Write out the passage of the JPMorgan European Growth & Income article from "Even before the" up to and including "region’s defence capabilities.", reproducing it word for word.
━━━ TEXT BLOCK ━━━
JPMorgan European Growth & Income

This is a marketing communication

May 2025

Jonathan Davis of the Money Makers Investment Trust Podcast interviews Alexander Fitzalan Howard, Portfolio Manager of JPMorgan European Growth & Income. Alexander covers the strength of European stock markets since Donald Trump’s return to power, the Trust’s dividend policy, which has proved popular with income-seeking investors, and how a closed-end structure benefits both portfolio managers and investors.

Europe-focused investors and fund managers alike have been through the mill recently, with regional markets careering wildly on the back of the Trump administration’s ever-shifting tariff regime.

Even before the US president’s so-called Liberation Day on 2 April, significant change was afoot in Europe, not least as its governments faced up to the reality that they must start to take greater responsibility for the region’s defence capabilities.

At the same time, political upheaval and stalling economic growth in Germany, historically the powerhouse of the European Union, has been adding to widespread uncertainty. 

But as Alexander Fitzalan Howard, Portfolio Manager of investment trust JPMorgan European Growth & Income (JEGI) for the past 20 years, observes: “Political crises across Europe are quite normal; the corporate world tends to move on and has navigated them pretty well”.

Certainly, notwithstanding the latest disruptions, European markets have performed relatively strongly in recent months compared with the US: the MSCI Europe index is down only 2% year to date, versus almost a decline of almost 9% for the MSCI North America index (to 14 April)1.

European economies have been buoyed by rising real incomes, low unemployment and growing consumer confidence, says Fitzalan Howard. The US, meanwhile, has suffered draconian cost-cutting in the public sector, which is likely to impact negatively on both social security and employment figures in the short term.

Are current events the catalyst for change towards European markets?

“The big difference, though, is that European markets have long been valued much more cheaply, and that differential has been getting wider,” he explains. “These events could finally be a catalyst for change and the continuing rotation away from the US and towards Europe.”
━━━ PROVIDED DATA ━━━
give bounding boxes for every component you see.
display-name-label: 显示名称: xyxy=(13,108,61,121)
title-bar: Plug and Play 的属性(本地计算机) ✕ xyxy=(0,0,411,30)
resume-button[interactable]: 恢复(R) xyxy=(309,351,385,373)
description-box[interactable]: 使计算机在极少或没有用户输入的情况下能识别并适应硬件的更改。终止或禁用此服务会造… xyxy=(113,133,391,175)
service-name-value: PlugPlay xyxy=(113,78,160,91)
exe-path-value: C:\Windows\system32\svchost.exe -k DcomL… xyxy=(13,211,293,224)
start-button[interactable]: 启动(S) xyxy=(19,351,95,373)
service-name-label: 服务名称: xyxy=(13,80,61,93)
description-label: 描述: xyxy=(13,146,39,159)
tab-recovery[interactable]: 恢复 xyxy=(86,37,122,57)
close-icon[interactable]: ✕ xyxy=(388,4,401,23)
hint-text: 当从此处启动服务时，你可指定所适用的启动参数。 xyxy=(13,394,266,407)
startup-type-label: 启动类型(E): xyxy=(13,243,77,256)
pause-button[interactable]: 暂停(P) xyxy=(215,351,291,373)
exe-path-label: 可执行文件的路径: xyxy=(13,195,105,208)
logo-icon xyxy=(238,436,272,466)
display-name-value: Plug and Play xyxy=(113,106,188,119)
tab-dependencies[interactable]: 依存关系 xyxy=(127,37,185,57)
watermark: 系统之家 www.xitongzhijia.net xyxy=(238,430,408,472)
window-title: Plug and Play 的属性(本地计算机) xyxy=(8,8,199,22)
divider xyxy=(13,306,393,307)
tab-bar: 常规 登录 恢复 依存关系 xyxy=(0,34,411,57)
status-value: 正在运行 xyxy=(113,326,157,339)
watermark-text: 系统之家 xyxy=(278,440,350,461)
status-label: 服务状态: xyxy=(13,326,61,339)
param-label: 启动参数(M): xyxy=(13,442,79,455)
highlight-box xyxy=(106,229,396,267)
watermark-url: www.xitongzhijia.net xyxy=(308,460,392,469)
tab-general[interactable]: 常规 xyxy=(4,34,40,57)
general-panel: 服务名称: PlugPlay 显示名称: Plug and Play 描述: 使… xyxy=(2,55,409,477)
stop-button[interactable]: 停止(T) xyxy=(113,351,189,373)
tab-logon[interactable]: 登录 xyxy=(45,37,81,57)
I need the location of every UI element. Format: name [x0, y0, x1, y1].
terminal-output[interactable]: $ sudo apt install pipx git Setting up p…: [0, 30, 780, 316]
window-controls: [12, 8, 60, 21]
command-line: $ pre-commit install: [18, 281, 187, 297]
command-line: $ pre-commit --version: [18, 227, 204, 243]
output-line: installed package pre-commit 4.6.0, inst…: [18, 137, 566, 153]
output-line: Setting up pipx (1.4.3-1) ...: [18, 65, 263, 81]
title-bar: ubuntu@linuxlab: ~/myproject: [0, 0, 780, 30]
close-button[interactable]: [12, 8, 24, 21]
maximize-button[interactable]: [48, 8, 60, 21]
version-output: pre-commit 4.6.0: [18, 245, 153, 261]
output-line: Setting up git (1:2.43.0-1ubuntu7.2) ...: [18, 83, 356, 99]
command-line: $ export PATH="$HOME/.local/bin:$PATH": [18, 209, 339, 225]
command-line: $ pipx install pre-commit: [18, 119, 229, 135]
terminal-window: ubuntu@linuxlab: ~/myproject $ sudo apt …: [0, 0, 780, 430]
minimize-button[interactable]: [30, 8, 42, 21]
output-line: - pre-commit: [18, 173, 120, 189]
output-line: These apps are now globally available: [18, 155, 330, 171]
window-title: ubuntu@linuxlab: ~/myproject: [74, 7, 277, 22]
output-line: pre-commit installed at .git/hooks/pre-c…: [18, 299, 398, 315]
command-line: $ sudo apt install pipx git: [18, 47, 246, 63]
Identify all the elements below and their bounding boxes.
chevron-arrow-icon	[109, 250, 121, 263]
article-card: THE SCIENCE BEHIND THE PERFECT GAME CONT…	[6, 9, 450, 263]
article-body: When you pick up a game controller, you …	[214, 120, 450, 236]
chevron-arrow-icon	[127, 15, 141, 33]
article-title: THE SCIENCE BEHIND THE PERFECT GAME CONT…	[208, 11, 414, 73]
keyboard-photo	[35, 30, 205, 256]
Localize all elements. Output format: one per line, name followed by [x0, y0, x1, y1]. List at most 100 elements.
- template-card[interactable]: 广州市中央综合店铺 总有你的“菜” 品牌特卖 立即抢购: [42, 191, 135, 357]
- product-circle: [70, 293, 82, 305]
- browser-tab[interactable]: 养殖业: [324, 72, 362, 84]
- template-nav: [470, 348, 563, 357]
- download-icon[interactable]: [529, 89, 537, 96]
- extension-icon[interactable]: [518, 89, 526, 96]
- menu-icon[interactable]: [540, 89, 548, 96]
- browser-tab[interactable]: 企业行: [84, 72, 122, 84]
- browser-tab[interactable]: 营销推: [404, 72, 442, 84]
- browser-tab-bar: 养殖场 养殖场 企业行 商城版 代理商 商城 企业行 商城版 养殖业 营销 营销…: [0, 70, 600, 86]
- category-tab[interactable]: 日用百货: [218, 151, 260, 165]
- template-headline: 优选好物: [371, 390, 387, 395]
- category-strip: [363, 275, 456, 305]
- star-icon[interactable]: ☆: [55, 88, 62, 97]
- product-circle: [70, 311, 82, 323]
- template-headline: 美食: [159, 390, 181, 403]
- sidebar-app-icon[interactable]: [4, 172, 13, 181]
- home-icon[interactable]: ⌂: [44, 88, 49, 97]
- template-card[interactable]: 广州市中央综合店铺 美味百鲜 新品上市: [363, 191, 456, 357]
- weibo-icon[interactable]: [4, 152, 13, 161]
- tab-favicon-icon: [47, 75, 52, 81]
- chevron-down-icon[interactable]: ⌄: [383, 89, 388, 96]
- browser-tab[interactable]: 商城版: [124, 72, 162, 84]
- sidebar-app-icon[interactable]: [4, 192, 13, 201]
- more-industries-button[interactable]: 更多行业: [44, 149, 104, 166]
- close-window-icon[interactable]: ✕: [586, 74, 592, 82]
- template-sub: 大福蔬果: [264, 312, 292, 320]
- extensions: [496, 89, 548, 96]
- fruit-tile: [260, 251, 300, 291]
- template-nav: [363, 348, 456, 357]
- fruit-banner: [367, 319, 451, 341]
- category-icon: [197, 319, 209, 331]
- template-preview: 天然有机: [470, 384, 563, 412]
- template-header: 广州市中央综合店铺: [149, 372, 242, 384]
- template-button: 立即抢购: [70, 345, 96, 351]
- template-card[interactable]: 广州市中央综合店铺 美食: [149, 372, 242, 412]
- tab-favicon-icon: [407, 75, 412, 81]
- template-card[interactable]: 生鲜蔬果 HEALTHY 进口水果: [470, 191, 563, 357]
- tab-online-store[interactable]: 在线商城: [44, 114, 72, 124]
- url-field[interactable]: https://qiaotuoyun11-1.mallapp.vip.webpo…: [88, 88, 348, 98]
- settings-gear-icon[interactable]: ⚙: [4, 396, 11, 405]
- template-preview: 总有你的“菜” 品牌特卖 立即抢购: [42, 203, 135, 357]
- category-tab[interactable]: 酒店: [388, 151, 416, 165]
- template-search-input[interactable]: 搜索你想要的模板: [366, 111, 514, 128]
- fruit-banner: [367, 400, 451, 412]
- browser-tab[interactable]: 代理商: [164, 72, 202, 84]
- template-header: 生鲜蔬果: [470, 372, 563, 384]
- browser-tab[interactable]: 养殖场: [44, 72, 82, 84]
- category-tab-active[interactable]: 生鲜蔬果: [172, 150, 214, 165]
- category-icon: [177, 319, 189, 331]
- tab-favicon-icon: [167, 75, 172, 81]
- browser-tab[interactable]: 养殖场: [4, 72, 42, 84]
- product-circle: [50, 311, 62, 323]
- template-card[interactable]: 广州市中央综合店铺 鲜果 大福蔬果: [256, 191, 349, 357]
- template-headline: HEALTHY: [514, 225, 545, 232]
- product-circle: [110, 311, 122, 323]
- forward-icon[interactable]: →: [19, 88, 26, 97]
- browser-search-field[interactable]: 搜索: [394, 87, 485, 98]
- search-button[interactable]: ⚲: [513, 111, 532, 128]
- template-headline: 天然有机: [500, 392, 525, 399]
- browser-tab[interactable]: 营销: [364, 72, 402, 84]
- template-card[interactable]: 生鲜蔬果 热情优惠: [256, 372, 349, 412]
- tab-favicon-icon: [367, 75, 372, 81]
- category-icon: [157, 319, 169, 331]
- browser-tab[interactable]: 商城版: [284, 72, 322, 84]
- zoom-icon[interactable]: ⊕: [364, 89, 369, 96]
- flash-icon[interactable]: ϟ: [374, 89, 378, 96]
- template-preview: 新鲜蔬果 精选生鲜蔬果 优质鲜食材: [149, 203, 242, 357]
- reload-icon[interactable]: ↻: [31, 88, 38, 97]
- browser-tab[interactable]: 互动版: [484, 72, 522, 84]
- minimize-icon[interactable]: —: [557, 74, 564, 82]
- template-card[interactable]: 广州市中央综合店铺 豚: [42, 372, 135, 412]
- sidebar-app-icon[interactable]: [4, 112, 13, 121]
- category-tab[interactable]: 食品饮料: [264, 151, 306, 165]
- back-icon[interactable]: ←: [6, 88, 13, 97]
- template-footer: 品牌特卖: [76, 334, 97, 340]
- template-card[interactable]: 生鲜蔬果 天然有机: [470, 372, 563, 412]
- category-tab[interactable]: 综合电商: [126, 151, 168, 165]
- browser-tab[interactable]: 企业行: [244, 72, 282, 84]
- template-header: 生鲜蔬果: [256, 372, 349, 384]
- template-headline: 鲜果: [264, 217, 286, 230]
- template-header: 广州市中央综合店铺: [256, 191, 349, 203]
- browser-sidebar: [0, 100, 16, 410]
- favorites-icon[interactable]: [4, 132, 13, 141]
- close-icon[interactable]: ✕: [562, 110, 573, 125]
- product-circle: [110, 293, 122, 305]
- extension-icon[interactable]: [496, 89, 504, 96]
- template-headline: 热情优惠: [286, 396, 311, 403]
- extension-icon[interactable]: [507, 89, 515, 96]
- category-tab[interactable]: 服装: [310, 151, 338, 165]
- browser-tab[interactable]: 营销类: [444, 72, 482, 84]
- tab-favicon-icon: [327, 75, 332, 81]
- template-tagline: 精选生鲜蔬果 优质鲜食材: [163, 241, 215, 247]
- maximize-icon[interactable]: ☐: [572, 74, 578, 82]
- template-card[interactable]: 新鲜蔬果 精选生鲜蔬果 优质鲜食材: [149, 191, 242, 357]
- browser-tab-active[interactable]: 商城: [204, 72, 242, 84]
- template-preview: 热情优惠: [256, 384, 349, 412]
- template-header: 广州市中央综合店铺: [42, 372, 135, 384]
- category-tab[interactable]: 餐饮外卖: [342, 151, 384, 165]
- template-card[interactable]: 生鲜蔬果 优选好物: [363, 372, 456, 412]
━━━
▶ _OUTPUT_
Even before the US president’s so-called Liberation Day on 2 April, significant change was afoot in Europe, not least as its governments faced up to the reality that they must start to take greater responsibility for the region’s defence capabilities.